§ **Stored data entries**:
= = = = =

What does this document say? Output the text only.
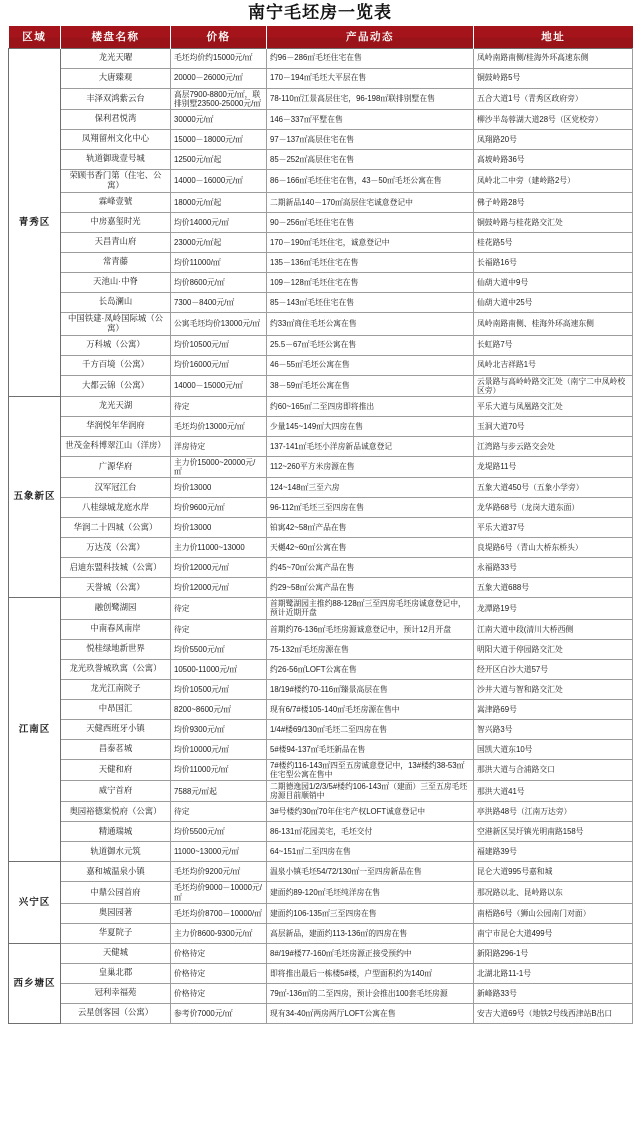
南宁毛坯房一览表
区域	楼盘名称	价格	产品动态	地址
青秀区	龙光天曜	毛坯均价约15000元/㎡	约96－286㎡毛坯住宅在售	凤岭南路南侧/桂海外环高速东侧
	大唐臻观	20000－26000元/㎡	170－194㎡毛坯大平层在售	铜鼓岭路5号
	丰泽双鸿紫云台	高层7900-8800元/㎡，联排别墅23500-25000元/㎡	78-110㎡江景高层住宅，96-198㎡联排别墅在售	五合大道1号（青秀区政府旁）
	保利君悦湾	30000元/㎡	146－337㎡平墅在售	柳沙半岛蓉湖大道28号（区党校旁）
	凤翔留州文化中心	15000－18000元/㎡	97－137㎡高层住宅在售	凤翔路20号
	轨道御珑壹号城	12500元/㎡起	85－252㎡高层住宅在售	高坡岭路36号
	荣顾书香门第（住宅、公寓）	14000－16000元/㎡	86－166㎡毛坯住宅在售，43－50㎡毛坯公寓在售	凤岭北二中旁（建岭路2号）
	霖峰壹號	18000元/㎡起	二期新品140－170㎡高层住宅诚意登记中	佛子岭路28号
	中房嘉玺时光	均价14000元/㎡	90－256㎡毛坯住宅在售	铜鼓岭路与桂花路交汇处
	天昌青山府	23000元/㎡起	170－190㎡毛坯住宅，诚意登记中	桂花路5号
	常青藤	均价11000/㎡	135－136㎡毛坯住宅在售	长福路16号
	天池山·中脊	均价8600元/㎡	109－128㎡毛坯住宅在售	仙葫大道中9号
	长岛澜山	7300－8400元/㎡	85－143㎡毛坯住宅在售	仙葫大道中25号
	中国铁建·凤岭国际城（公寓）	公寓毛坯均价13000元/㎡	约33㎡商住毛坯公寓在售	凤岭南路南侧、桂海外环高速东侧
	万科城（公寓）	均价10500元/㎡	25.5－67㎡毛坯公寓在售	长虹路7号
	千方百境（公寓）	均价16000元/㎡	46－55㎡毛坯公寓在售	凤岭北吉祥路1号
	大都云锦（公寓）	14000－15000元/㎡	38－59㎡毛坯公寓在售	云景路与高岭岭路交汇处（南宁二中凤岭校区旁）
五象新区	龙光天湖	待定	约60~165㎡二至四房即将推出	平乐大道与凤凰路交汇处
	华润悦年华润府	毛坯均价13000元/㎡	少量145~149㎡大四房在售	玉洞大道70号
	世茂金科博翠江山（洋房）	洋房待定	137-141㎡毛坯小洋房新品诚意登记	江湾路与步云路交会处
	广源华府	主力价15000~20000元/㎡	112~260平方米房源在售	龙堤路11号
	汉军冠江台	均价13000	124~148㎡三至六房	五象大道450号（五象小学旁）
	八桂绿城龙庭水岸	均价9600元/㎡	96-112㎡毛坯三至四房在售	龙华路68号（龙岗大道东面）
	华润二十四城（公寓）	均价13000	铂寓42~58㎡产品在售	平乐大道37号
	万达茂（公寓）	主力价11000~13000	天樾42~60㎡公寓在售	良堤路6号（青山大桥东桥头）
	启迪东盟科技城（公寓）	均价12000元/㎡	约45~70㎡公寓产品在售	永福路33号
	天誉城（公寓）	均价12000元/㎡	约29~58㎡公寓产品在售	五象大道688号
江南区	融创鹭湖园	待定	首期鹭湖园主推约88-128㎡三至四房毛坯房诚意登记中，预计近期开盘	龙潭路19号
	中南春风南岸	待定	首期约76-136㎡毛坯房源诚意登记中，预计12月开盘	江南大道中段(清川大桥西侧
	悦桂绿地新世界	均价5500元/㎡	75-132㎡毛坯房源在售	明阳大道于停园路交汇处
	龙光玖誉城玖寓（公寓）	10500-11000元/㎡	约26-56㎡LOFT公寓在售	经开区白沙大道57号
	龙光江南院子	均价10500元/㎡	18/19#楼约70-116㎡臻景高层在售	沙井大道与智和路交汇处
	中昂国汇	8200~8600元/㎡	现有6/7#楼105-140㎡毛坯房源在售中	嵩津路69号
	天健西班牙小镇	均价9300元/㎡	1/4#楼69/130㎡毛坯二至四房在售	智兴路3号
	昌泰茗城	均价10000元/㎡	5#楼94-137㎡毛坯新品在售	国凯大道东10号
	天健和府	均价11000元/㎡	7#楼约116-143㎡四至五房诚意登记中，13#楼约38-53㎡住宅型公寓在售中	那洪大道与合浦路交口
	威宁首府	7588元/㎡起	二期德逸园1/2/3/5#楼约106-143㎡（建面）三至五房毛坯房源目前顺销中	那洪大道41号
	奥园裕德棠悦府（公寓）	待定	3#号楼约30㎡70年住宅产权LOFT诚意登记中	亭洪路48号（江南万达旁）
	精通瑞城	均价5500元/㎡	86-131㎡花园美宅，毛坯交付	空港新区吴圩镇光明南路158号
	轨道御水元筑	11000~13000元/㎡	64~151㎡二至四房在售	福建路39号
兴宁区	嘉和城温泉小镇	毛坯均价9200元/㎡	温泉小镇毛坯54/72/130㎡一至四房新品在售	昆仑大道995号嘉和城
	中鼎公园首府	毛坯均价9000－10000元/㎡	建面约89-120㎡毛坯纯洋房在售	那况路以北、昆岭路以东
	奥园园著	毛坯均价8700－10000/㎡	建面约106-135㎡三至四房在售	南梧路6号（狮山公园南门对面）
	华夏院子	主力价8600-9300元/㎡	高层新品，建面约113-136㎡的四房在售	南宁市昆仑大道499号
西乡塘区	天健城	价格待定	8#/19#楼77-160㎡毛坯房源正接受预约中	新阳路296-1号
	皇巢北郡	价格待定	即将推出最后一栋楼5#楼，户型面积约为140㎡	北湖北路11-1号
	冠利幸福苑	价格待定	79㎡-136㎡的二至四房，预计会推出100套毛坯房源	新峰路33号
	云星创客园（公寓）	参考价7000元/㎡	现有34-40㎡两房两厅LOFT公寓在售	安吉大道69号（地铁2号线西津站B出口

= = = = =

§ **WHAT TO PRODUCE**:
Reproduce the full listing faithfully, but do not carry over any pictures.

§ **ANSWER TO THE EXERCISE**:
What does this document say? Output the text only.
南宁毛坯房一览表
区域	楼盘名称	价格	产品动态	地址
青秀区	龙光天曜	毛坯均价约15000元/㎡	约96－286㎡毛坯住宅在售	凤岭南路南侧/桂海外环高速东侧
	大唐臻观	20000－26000元/㎡	170－194㎡毛坯大平层在售	铜鼓岭路5号
	丰泽双鸿紫云台	高层7900-8800元/㎡，联排别墅23500-25000元/㎡	78-110㎡江景高层住宅，96-198㎡联排别墅在售	五合大道1号（青秀区政府旁）
	保利君悦湾	30000元/㎡	146－337㎡平墅在售	柳沙半岛蓉湖大道28号（区党校旁）
	凤翔留州文化中心	15000－18000元/㎡	97－137㎡高层住宅在售	凤翔路20号
	轨道御珑壹号城	12500元/㎡起	85－252㎡高层住宅在售	高坡岭路36号
	荣顾书香门第（住宅、公寓）	14000－16000元/㎡	86－166㎡毛坯住宅在售，43－50㎡毛坯公寓在售	凤岭北二中旁（建岭路2号）
	霖峰壹號	18000元/㎡起	二期新品140－170㎡高层住宅诚意登记中	佛子岭路28号
	中房嘉玺时光	均价14000元/㎡	90－256㎡毛坯住宅在售	铜鼓岭路与桂花路交汇处
	天昌青山府	23000元/㎡起	170－190㎡毛坯住宅，诚意登记中	桂花路5号
	常青藤	均价11000/㎡	135－136㎡毛坯住宅在售	长福路16号
	天池山·中脊	均价8600元/㎡	109－128㎡毛坯住宅在售	仙葫大道中9号
	长岛澜山	7300－8400元/㎡	85－143㎡毛坯住宅在售	仙葫大道中25号
	中国铁建·凤岭国际城（公寓）	公寓毛坯均价13000元/㎡	约33㎡商住毛坯公寓在售	凤岭南路南侧、桂海外环高速东侧
	万科城（公寓）	均价10500元/㎡	25.5－67㎡毛坯公寓在售	长虹路7号
	千方百境（公寓）	均价16000元/㎡	46－55㎡毛坯公寓在售	凤岭北吉祥路1号
	大都云锦（公寓）	14000－15000元/㎡	38－59㎡毛坯公寓在售	云景路与高岭岭路交汇处（南宁二中凤岭校区旁）
五象新区	龙光天湖	待定	约60~165㎡二至四房即将推出	平乐大道与凤凰路交汇处
	华润悦年华润府	毛坯均价13000元/㎡	少量145~149㎡大四房在售	玉洞大道70号
	世茂金科博翠江山（洋房）	洋房待定	137-141㎡毛坯小洋房新品诚意登记	江湾路与步云路交会处
	广源华府	主力价15000~20000元/㎡	112~260平方米房源在售	龙堤路11号
	汉军冠江台	均价13000	124~148㎡三至六房	五象大道450号（五象小学旁）
	八桂绿城龙庭水岸	均价9600元/㎡	96-112㎡毛坯三至四房在售	龙华路68号（龙岗大道东面）
	华润二十四城（公寓）	均价13000	铂寓42~58㎡产品在售	平乐大道37号
	万达茂（公寓）	主力价11000~13000	天樾42~60㎡公寓在售	良堤路6号（青山大桥东桥头）
	启迪东盟科技城（公寓）	均价12000元/㎡	约45~70㎡公寓产品在售	永福路33号
	天誉城（公寓）	均价12000元/㎡	约29~58㎡公寓产品在售	五象大道688号
江南区	融创鹭湖园	待定	首期鹭湖园主推约88-128㎡三至四房毛坯房诚意登记中，预计近期开盘	龙潭路19号
	中南春风南岸	待定	首期约76-136㎡毛坯房源诚意登记中，预计12月开盘	江南大道中段(清川大桥西侧
	悦桂绿地新世界	均价5500元/㎡	75-132㎡毛坯房源在售	明阳大道于停园路交汇处
	龙光玖誉城玖寓（公寓）	10500-11000元/㎡	约26-56㎡LOFT公寓在售	经开区白沙大道57号
	龙光江南院子	均价10500元/㎡	18/19#楼约70-116㎡臻景高层在售	沙井大道与智和路交汇处
	中昂国汇	8200~8600元/㎡	现有6/7#楼105-140㎡毛坯房源在售中	嵩津路69号
	天健西班牙小镇	均价9300元/㎡	1/4#楼69/130㎡毛坯二至四房在售	智兴路3号
	昌泰茗城	均价10000元/㎡	5#楼94-137㎡毛坯新品在售	国凯大道东10号
	天健和府	均价11000元/㎡	7#楼约116-143㎡四至五房诚意登记中，13#楼约38-53㎡住宅型公寓在售中	那洪大道与合浦路交口
	威宁首府	7588元/㎡起	二期德逸园1/2/3/5#楼约106-143㎡（建面）三至五房毛坯房源目前顺销中	那洪大道41号
	奥园裕德棠悦府（公寓）	待定	3#号楼约30㎡70年住宅产权LOFT诚意登记中	亭洪路48号（江南万达旁）
	精通瑞城	均价5500元/㎡	86-131㎡花园美宅，毛坯交付	空港新区吴圩镇光明南路158号
	轨道御水元筑	11000~13000元/㎡	64~151㎡二至四房在售	福建路39号
兴宁区	嘉和城温泉小镇	毛坯均价9200元/㎡	温泉小镇毛坯54/72/130㎡一至四房新品在售	昆仑大道995号嘉和城
	中鼎公园首府	毛坯均价9000－10000元/㎡	建面约89-120㎡毛坯纯洋房在售	那况路以北、昆岭路以东
	奥园园著	毛坯均价8700－10000/㎡	建面约106-135㎡三至四房在售	南梧路6号（狮山公园南门对面）
	华夏院子	主力价8600-9300元/㎡	高层新品，建面约113-136㎡的四房在售	南宁市昆仑大道499号
西乡塘区	天健城	价格待定	8#/19#楼77-160㎡毛坯房源正接受预约中	新阳路296-1号
	皇巢北郡	价格待定	即将推出最后一栋楼5#楼，户型面积约为140㎡	北湖北路11-1号
	冠利幸福苑	价格待定	79㎡-136㎡的二至四房，预计会推出100套毛坯房源	新峰路33号
	云星创客园（公寓）	参考价7000元/㎡	现有34-40㎡两房两厅LOFT公寓在售	安吉大道69号（地铁2号线西津站B出口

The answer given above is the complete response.